Entries shown:
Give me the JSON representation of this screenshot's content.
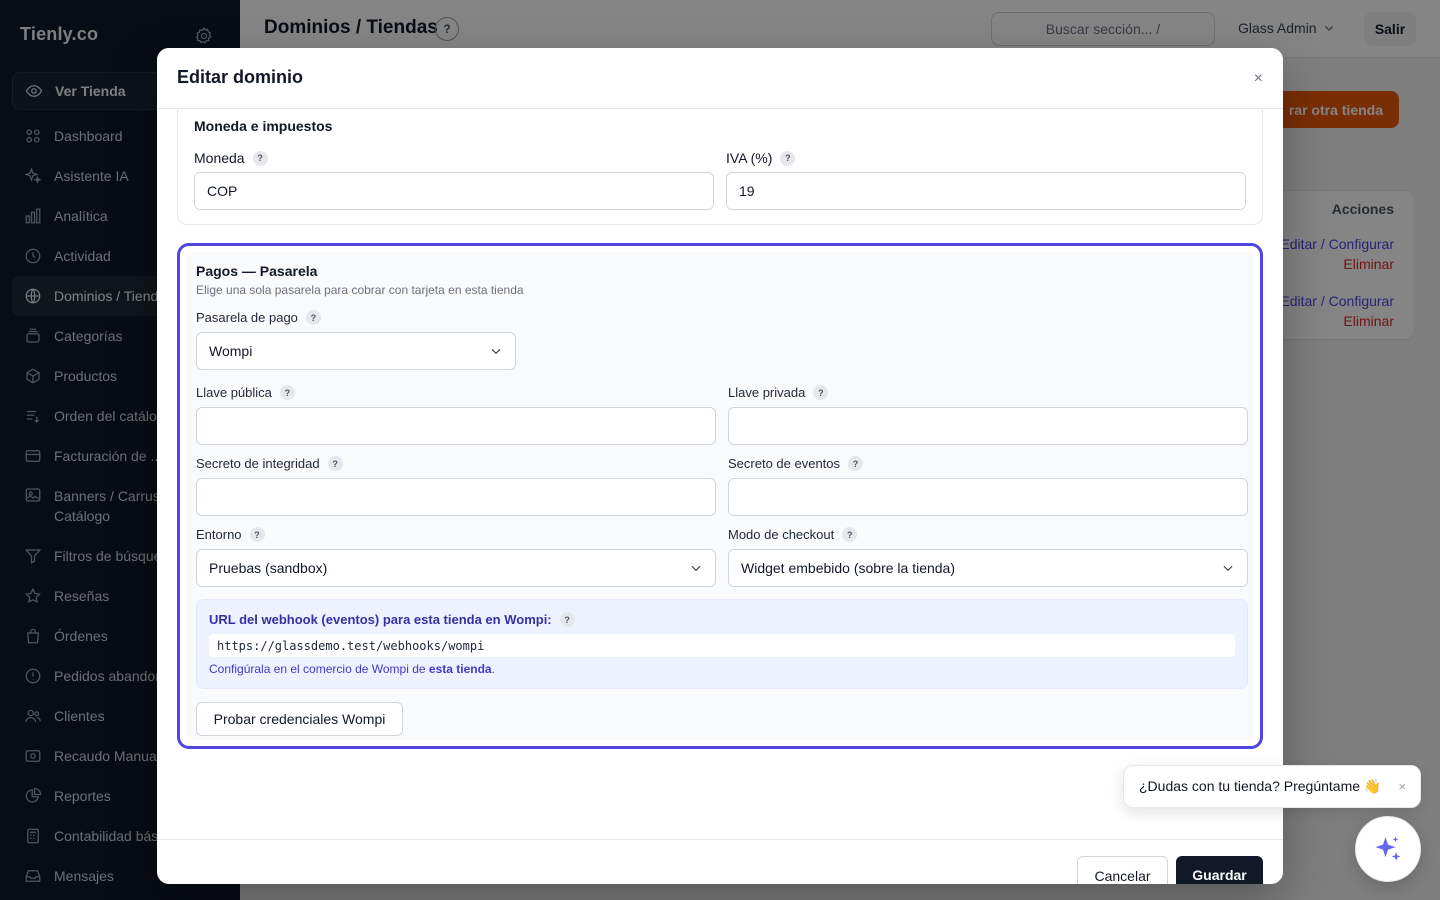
{
  "sidebar": {
    "brand": "Tienly.co",
    "view_store": "Ver Tienda",
    "items": [
      {
        "label": "Dashboard",
        "icon": "grid-icon"
      },
      {
        "label": "Asistente IA",
        "icon": "sparkles-icon"
      },
      {
        "label": "Analítica",
        "icon": "bar-chart-icon"
      },
      {
        "label": "Actividad",
        "icon": "clock-icon"
      },
      {
        "label": "Dominios / Tiendas",
        "icon": "globe-icon",
        "active": true
      },
      {
        "label": "Categorías",
        "icon": "layers-icon"
      },
      {
        "label": "Productos",
        "icon": "box-icon"
      },
      {
        "label": "Orden del catálogo",
        "icon": "sort-list-icon"
      },
      {
        "label": "Facturación de ...",
        "icon": "credit-card-icon"
      },
      {
        "label": "Banners / Carrusel Catálogo",
        "icon": "image-icon"
      },
      {
        "label": "Filtros de búsqueda",
        "icon": "filter-icon"
      },
      {
        "label": "Reseñas",
        "icon": "star-icon"
      },
      {
        "label": "Órdenes",
        "icon": "shopping-bag-icon"
      },
      {
        "label": "Pedidos abandonados",
        "icon": "alert-circle-icon"
      },
      {
        "label": "Clientes",
        "icon": "users-icon"
      },
      {
        "label": "Recaudo Manual",
        "icon": "cash-icon"
      },
      {
        "label": "Reportes",
        "icon": "pie-chart-icon"
      },
      {
        "label": "Contabilidad básica",
        "icon": "calculator-icon"
      },
      {
        "label": "Mensajes",
        "icon": "inbox-icon"
      }
    ]
  },
  "topbar": {
    "title": "Dominios / Tiendas",
    "help": "?",
    "search_placeholder": "Buscar sección...  /",
    "user": "Glass Admin",
    "logout": "Salir"
  },
  "background": {
    "primary_button": "rar otra tienda",
    "actions_header": "Acciones",
    "row_actions": [
      {
        "edit": "Editar / Configurar",
        "delete": "Eliminar"
      },
      {
        "edit": "Editar / Configurar",
        "delete": "Eliminar"
      }
    ]
  },
  "modal": {
    "title": "Editar dominio",
    "close": "×",
    "currency_section": {
      "title": "Moneda e impuestos",
      "currency_label": "Moneda",
      "currency_value": "COP",
      "vat_label": "IVA (%)",
      "vat_value": "19"
    },
    "payments_section": {
      "title": "Pagos — Pasarela",
      "subtitle": "Elige una sola pasarela para cobrar con tarjeta en esta tienda",
      "gateway_label": "Pasarela de pago",
      "gateway_value": "Wompi",
      "public_key_label": "Llave pública",
      "public_key_value": "",
      "private_key_label": "Llave privada",
      "private_key_value": "",
      "integrity_secret_label": "Secreto de integridad",
      "integrity_secret_value": "",
      "events_secret_label": "Secreto de eventos",
      "events_secret_value": "",
      "environment_label": "Entorno",
      "environment_value": "Pruebas (sandbox)",
      "checkout_mode_label": "Modo de checkout",
      "checkout_mode_value": "Widget embebido (sobre la tienda)",
      "webhook": {
        "title": "URL del webhook (eventos) para esta tienda en Wompi:",
        "url": "https://glassdemo.test/webhooks/wompi",
        "note_prefix": "Configúrala en el comercio de Wompi de ",
        "note_bold": "esta tienda",
        "note_suffix": "."
      },
      "test_button": "Probar credenciales Wompi"
    },
    "footer": {
      "cancel": "Cancelar",
      "save": "Guardar"
    }
  },
  "chat": {
    "bubble": "¿Dudas con tu tienda? Pregúntame 👋",
    "close": "×"
  },
  "colors": {
    "sidebar_bg": "#101828",
    "accent": "#4f46e5",
    "orange": "#ea580c",
    "danger": "#dc2626"
  }
}
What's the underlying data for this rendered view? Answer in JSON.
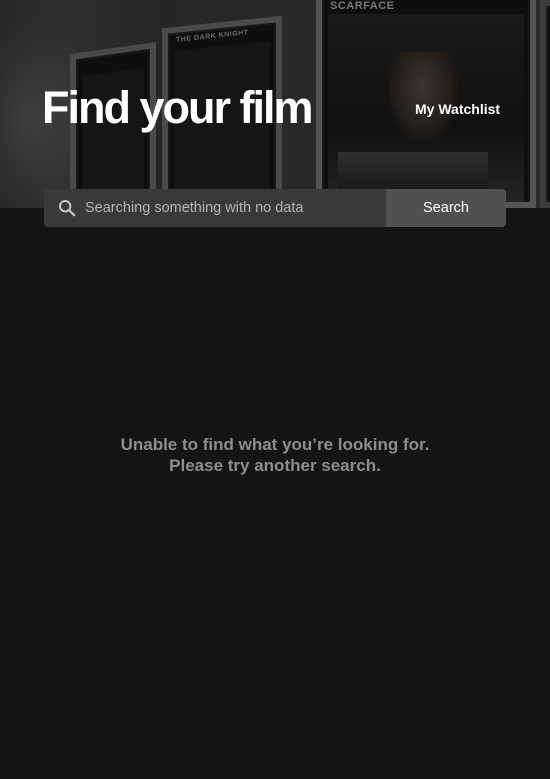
{
  "header": {
    "title": "Find your film",
    "watchlist_label": "My Watchlist"
  },
  "hero": {
    "posters": [
      {
        "caption": ""
      },
      {
        "caption": "THE DARK KNIGHT"
      },
      {
        "caption": "SCARFACE"
      }
    ]
  },
  "search": {
    "value": "Searching something with no data",
    "placeholder": "",
    "button_label": "Search",
    "icon": "search-icon"
  },
  "results": {
    "empty_message": "Unable to find what you’re looking for. Please try another search."
  },
  "colors": {
    "background": "#141414",
    "search_field": "#393939",
    "search_button": "#505050",
    "muted_text": "#8d8d8d"
  }
}
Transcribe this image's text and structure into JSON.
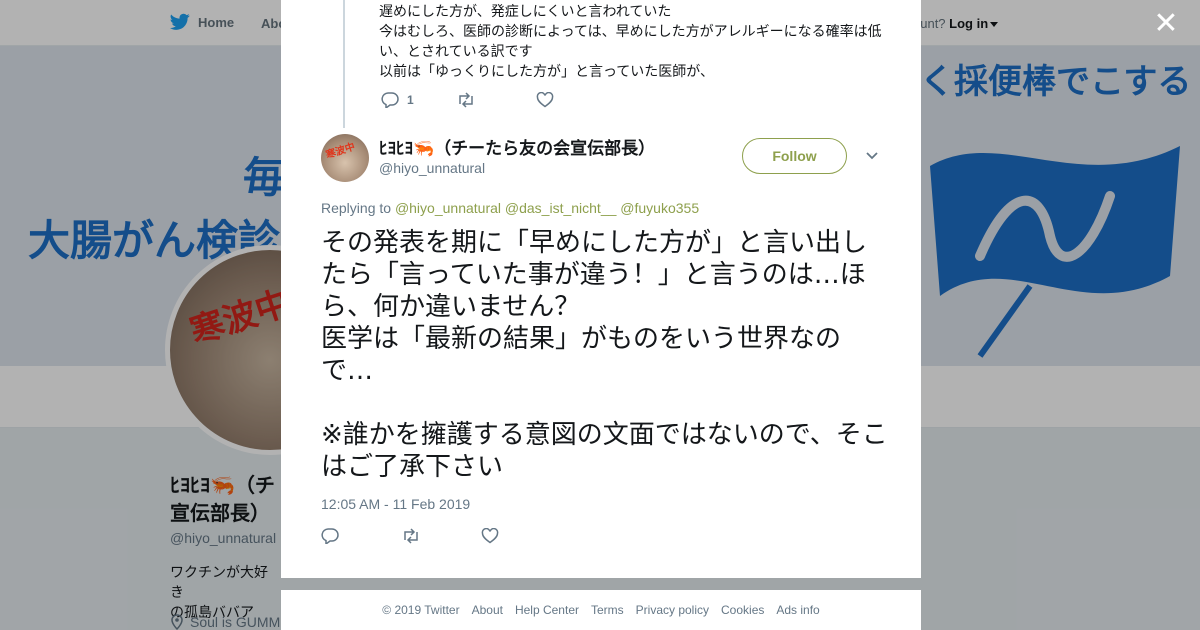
{
  "nav": {
    "home": "Home",
    "about": "Abo",
    "account_prompt": "ccount?",
    "login": "Log in"
  },
  "banner": {
    "left_line1": "毎",
    "left_line2": "大腸がん検診",
    "right_text": "く採便棒でこする",
    "avatar_stamp": "寒波中"
  },
  "profile": {
    "name": "ﾋﾖﾋﾖ🦐（チ\n宣伝部長）",
    "handle": "@hiyo_unnatural",
    "bio": "ワクチンが大好き\nの孤島ババア",
    "location": "Soul is GUMM"
  },
  "previous_tweet": {
    "text": "遅めにした方が、発症しにくいと言われていた\n今はむしろ、医師の診断によっては、早めにした方がアレルギーになる確率は低い、とされている訳です\n以前は「ゆっくりにした方が」と言っていた医師が、",
    "reply_count": "1"
  },
  "tweet": {
    "display_name": "ﾋﾖﾋﾖ🦐（チーたら友の会宣伝部長）",
    "handle": "@hiyo_unnatural",
    "follow_label": "Follow",
    "replying_prefix": "Replying to",
    "mentions": [
      "@hiyo_unnatural",
      "@das_ist_nicht__",
      "@fuyuko355"
    ],
    "text": "その発表を期に「早めにした方が」と言い出したら「言っていた事が違う！」と言うのは…ほら、何か違いません？\n医学は「最新の結果」がものをいう世界なので…\n\n※誰かを擁護する意図の文面ではないので、そこはご了承下さい",
    "timestamp": "12:05 AM - 11 Feb 2019",
    "avatar_stamp": "寒波中"
  },
  "footer": {
    "copyright": "© 2019 Twitter",
    "links": [
      "About",
      "Help Center",
      "Terms",
      "Privacy policy",
      "Cookies",
      "Ads info"
    ]
  },
  "colors": {
    "accent": "#8ea04d",
    "secondary_text": "#657786",
    "twitter_blue": "#1da1f2"
  }
}
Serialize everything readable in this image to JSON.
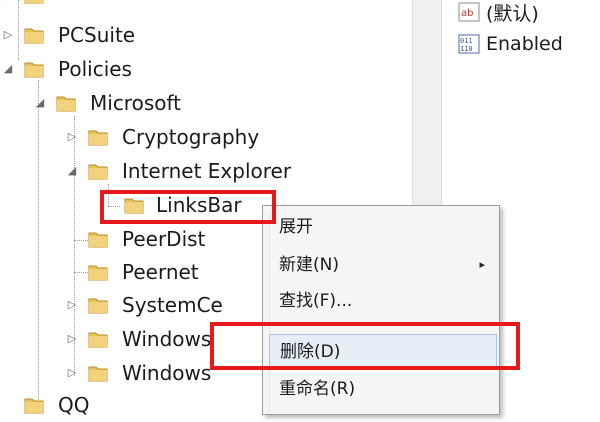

The problem: Quote the full listing above word for word; exclude every picture from the copy.

Right answer:
Give me the JSON representation of this screenshot's content.
{
  "sidebar": {
    "brand": "Tienly.co",
    "view_store": "Ver Tienda",
    "items": [
      {
        "label": "Dashboard",
        "icon": "grid-icon"
      },
      {
        "label": "Asistente IA",
        "icon": "sparkles-icon"
      },
      {
        "label": "Analítica",
        "icon": "bar-chart-icon"
      },
      {
        "label": "Actividad",
        "icon": "clock-icon"
      },
      {
        "label": "Dominios / Tiendas",
        "icon": "globe-icon",
        "active": true
      },
      {
        "label": "Categorías",
        "icon": "layers-icon"
      },
      {
        "label": "Productos",
        "icon": "box-icon"
      },
      {
        "label": "Orden del catálogo",
        "icon": "sort-list-icon"
      },
      {
        "label": "Facturación de ...",
        "icon": "credit-card-icon"
      },
      {
        "label": "Banners / Carrusel Catálogo",
        "icon": "image-icon"
      },
      {
        "label": "Filtros de búsqueda",
        "icon": "filter-icon"
      },
      {
        "label": "Reseñas",
        "icon": "star-icon"
      },
      {
        "label": "Órdenes",
        "icon": "shopping-bag-icon"
      },
      {
        "label": "Pedidos abandonados",
        "icon": "alert-circle-icon"
      },
      {
        "label": "Clientes",
        "icon": "users-icon"
      },
      {
        "label": "Recaudo Manual",
        "icon": "cash-icon"
      },
      {
        "label": "Reportes",
        "icon": "pie-chart-icon"
      },
      {
        "label": "Contabilidad básica",
        "icon": "calculator-icon"
      },
      {
        "label": "Mensajes",
        "icon": "inbox-icon"
      }
    ]
  },
  "topbar": {
    "title": "Dominios / Tiendas",
    "help": "?",
    "search_placeholder": "Buscar sección...  /",
    "user": "Glass Admin",
    "logout": "Salir"
  },
  "background": {
    "primary_button": "rar otra tienda",
    "actions_header": "Acciones",
    "row_actions": [
      {
        "edit": "Editar / Configurar",
        "delete": "Eliminar"
      },
      {
        "edit": "Editar / Configurar",
        "delete": "Eliminar"
      }
    ]
  },
  "modal": {
    "title": "Editar dominio",
    "close": "×",
    "currency_section": {
      "title": "Moneda e impuestos",
      "currency_label": "Moneda",
      "currency_value": "COP",
      "vat_label": "IVA (%)",
      "vat_value": "19"
    },
    "payments_section": {
      "title": "Pagos — Pasarela",
      "subtitle": "Elige una sola pasarela para cobrar con tarjeta en esta tienda",
      "gateway_label": "Pasarela de pago",
      "gateway_value": "Wompi",
      "public_key_label": "Llave pública",
      "public_key_value": "",
      "private_key_label": "Llave privada",
      "private_key_value": "",
      "integrity_secret_label": "Secreto de integridad",
      "integrity_secret_value": "",
      "events_secret_label": "Secreto de eventos",
      "events_secret_value": "",
      "environment_label": "Entorno",
      "environment_value": "Pruebas (sandbox)",
      "checkout_mode_label": "Modo de checkout",
      "checkout_mode_value": "Widget embebido (sobre la tienda)",
      "webhook": {
        "title": "URL del webhook (eventos) para esta tienda en Wompi:",
        "url": "https://glassdemo.test/webhooks/wompi",
        "note_prefix": "Configúrala en el comercio de Wompi de ",
        "note_bold": "esta tienda",
        "note_suffix": "."
      },
      "test_button": "Probar credenciales Wompi"
    },
    "footer": {
      "cancel": "Cancelar",
      "save": "Guardar"
    }
  },
  "chat": {
    "bubble": "¿Dudas con tu tienda? Pregúntame 👋",
    "close": "×"
  },
  "colors": {
    "sidebar_bg": "#101828",
    "accent": "#4f46e5",
    "orange": "#ea580c",
    "danger": "#dc2626"
  }
}
What's the underlying data for this rendered view? Answer in JSON.
{
  "header": {
    "title": "Find your film",
    "watchlist_label": "My Watchlist"
  },
  "hero": {
    "posters": [
      {
        "caption": ""
      },
      {
        "caption": "THE DARK KNIGHT"
      },
      {
        "caption": "SCARFACE"
      }
    ]
  },
  "search": {
    "value": "Searching something with no data",
    "placeholder": "",
    "button_label": "Search",
    "icon": "search-icon"
  },
  "results": {
    "empty_message": "Unable to find what you’re looking for. Please try another search."
  },
  "colors": {
    "background": "#141414",
    "search_field": "#393939",
    "search_button": "#505050",
    "muted_text": "#8d8d8d"
  }
}
Transcribe this image's text and structure into JSON.
{
  "nav": {
    "home": "Home",
    "about": "Abo",
    "account_prompt": "ccount?",
    "login": "Log in"
  },
  "banner": {
    "left_line1": "毎",
    "left_line2": "大腸がん検診",
    "right_text": "く採便棒でこする",
    "avatar_stamp": "寒波中"
  },
  "profile": {
    "name": "ﾋﾖﾋﾖ🦐（チ\n宣伝部長）",
    "handle": "@hiyo_unnatural",
    "bio": "ワクチンが大好き\nの孤島ババア",
    "location": "Soul is GUMM"
  },
  "previous_tweet": {
    "text": "遅めにした方が、発症しにくいと言われていた\n今はむしろ、医師の診断によっては、早めにした方がアレルギーになる確率は低い、とされている訳です\n以前は「ゆっくりにした方が」と言っていた医師が、",
    "reply_count": "1"
  },
  "tweet": {
    "display_name": "ﾋﾖﾋﾖ🦐（チーたら友の会宣伝部長）",
    "handle": "@hiyo_unnatural",
    "follow_label": "Follow",
    "replying_prefix": "Replying to",
    "mentions": [
      "@hiyo_unnatural",
      "@das_ist_nicht__",
      "@fuyuko355"
    ],
    "text": "その発表を期に「早めにした方が」と言い出したら「言っていた事が違う！」と言うのは…ほら、何か違いません？\n医学は「最新の結果」がものをいう世界なので…\n\n※誰かを擁護する意図の文面ではないので、そこはご了承下さい",
    "timestamp": "12:05 AM - 11 Feb 2019",
    "avatar_stamp": "寒波中"
  },
  "footer": {
    "copyright": "© 2019 Twitter",
    "links": [
      "About",
      "Help Center",
      "Terms",
      "Privacy policy",
      "Cookies",
      "Ads info"
    ]
  },
  "colors": {
    "accent": "#8ea04d",
    "secondary_text": "#657786",
    "twitter_blue": "#1da1f2"
  }
}
Serialize everything readable in this image to JSON.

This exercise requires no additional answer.